** DIRECTION **
Find the lines containing "Guest" and say how many there are, with no other words.

[Structured figure records]
● ● ● ● ●

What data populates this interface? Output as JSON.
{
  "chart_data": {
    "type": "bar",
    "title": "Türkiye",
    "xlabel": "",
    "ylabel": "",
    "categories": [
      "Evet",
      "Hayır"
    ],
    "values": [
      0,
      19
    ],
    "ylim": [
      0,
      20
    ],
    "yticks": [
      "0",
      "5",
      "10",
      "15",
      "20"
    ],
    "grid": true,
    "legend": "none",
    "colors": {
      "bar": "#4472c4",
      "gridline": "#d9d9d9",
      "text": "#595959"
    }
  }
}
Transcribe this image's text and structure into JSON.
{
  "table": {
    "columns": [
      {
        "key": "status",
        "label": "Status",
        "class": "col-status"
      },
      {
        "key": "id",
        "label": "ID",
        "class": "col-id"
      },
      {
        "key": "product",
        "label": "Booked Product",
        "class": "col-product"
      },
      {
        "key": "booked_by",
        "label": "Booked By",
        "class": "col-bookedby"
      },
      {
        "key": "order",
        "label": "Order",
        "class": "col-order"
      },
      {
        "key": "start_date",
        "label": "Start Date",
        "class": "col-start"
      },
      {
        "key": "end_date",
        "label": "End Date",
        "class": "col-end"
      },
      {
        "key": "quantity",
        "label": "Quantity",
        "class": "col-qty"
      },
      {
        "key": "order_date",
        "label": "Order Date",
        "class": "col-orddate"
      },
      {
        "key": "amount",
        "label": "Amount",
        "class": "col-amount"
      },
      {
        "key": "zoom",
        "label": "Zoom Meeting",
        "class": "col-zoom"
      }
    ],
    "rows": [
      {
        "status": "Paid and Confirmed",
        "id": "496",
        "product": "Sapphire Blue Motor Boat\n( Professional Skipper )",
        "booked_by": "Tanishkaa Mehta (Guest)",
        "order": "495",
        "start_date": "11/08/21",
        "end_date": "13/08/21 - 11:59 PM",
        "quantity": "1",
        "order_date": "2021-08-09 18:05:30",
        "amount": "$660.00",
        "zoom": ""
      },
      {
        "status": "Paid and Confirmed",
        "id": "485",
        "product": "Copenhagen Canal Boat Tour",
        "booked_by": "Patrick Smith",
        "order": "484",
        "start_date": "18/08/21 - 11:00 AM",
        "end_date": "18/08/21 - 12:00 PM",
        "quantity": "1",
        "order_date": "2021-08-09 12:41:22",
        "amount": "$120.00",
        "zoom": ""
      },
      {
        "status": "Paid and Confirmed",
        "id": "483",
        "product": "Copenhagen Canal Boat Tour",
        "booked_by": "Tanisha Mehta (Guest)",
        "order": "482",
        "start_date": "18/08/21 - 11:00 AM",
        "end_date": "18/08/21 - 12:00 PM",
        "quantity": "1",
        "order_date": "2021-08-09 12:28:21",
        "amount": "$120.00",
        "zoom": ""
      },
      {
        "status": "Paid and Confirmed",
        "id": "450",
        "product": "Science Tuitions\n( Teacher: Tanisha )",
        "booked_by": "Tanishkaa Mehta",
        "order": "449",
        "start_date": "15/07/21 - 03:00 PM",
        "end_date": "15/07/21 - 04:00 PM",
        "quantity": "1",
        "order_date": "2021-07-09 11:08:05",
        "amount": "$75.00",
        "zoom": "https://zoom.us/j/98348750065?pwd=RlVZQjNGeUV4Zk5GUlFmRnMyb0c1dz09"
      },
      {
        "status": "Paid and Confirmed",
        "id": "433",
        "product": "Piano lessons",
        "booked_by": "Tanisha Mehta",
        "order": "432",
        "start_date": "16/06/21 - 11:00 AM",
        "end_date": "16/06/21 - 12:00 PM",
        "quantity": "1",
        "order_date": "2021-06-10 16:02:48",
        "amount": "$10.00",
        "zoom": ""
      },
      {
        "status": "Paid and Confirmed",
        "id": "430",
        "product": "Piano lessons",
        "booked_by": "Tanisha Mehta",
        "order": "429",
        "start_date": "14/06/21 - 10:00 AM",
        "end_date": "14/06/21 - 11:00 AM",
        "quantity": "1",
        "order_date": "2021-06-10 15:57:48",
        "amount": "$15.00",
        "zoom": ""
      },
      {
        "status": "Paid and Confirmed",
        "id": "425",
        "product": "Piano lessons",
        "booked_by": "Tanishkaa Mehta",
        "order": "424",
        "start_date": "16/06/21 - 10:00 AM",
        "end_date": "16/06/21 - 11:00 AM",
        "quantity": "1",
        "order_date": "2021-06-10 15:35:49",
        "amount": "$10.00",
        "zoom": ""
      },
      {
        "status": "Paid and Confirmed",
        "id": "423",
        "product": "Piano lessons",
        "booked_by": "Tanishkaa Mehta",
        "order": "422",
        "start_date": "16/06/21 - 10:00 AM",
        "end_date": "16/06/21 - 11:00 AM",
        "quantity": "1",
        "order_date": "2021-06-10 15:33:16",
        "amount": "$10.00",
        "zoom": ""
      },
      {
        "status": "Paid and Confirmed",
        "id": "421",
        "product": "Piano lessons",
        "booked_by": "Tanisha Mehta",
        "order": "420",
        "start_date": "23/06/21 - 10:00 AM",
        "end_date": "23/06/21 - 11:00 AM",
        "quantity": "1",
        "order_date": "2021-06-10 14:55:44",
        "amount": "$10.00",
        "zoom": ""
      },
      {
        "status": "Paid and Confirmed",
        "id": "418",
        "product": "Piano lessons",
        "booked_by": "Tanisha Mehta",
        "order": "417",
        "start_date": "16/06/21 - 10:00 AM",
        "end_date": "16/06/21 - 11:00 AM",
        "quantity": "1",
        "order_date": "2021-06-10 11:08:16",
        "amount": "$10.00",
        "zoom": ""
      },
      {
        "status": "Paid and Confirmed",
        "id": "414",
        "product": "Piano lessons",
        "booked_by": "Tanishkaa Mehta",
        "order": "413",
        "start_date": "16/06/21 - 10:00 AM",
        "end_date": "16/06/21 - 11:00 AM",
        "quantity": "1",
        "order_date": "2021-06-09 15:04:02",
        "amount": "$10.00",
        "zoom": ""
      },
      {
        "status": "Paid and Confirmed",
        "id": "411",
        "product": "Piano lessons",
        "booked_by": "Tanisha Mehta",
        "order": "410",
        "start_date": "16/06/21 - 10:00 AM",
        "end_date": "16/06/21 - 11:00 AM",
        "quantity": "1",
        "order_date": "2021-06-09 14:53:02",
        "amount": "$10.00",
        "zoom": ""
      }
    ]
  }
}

● ● ● ● ●

** RESULT OF THE TASK **
2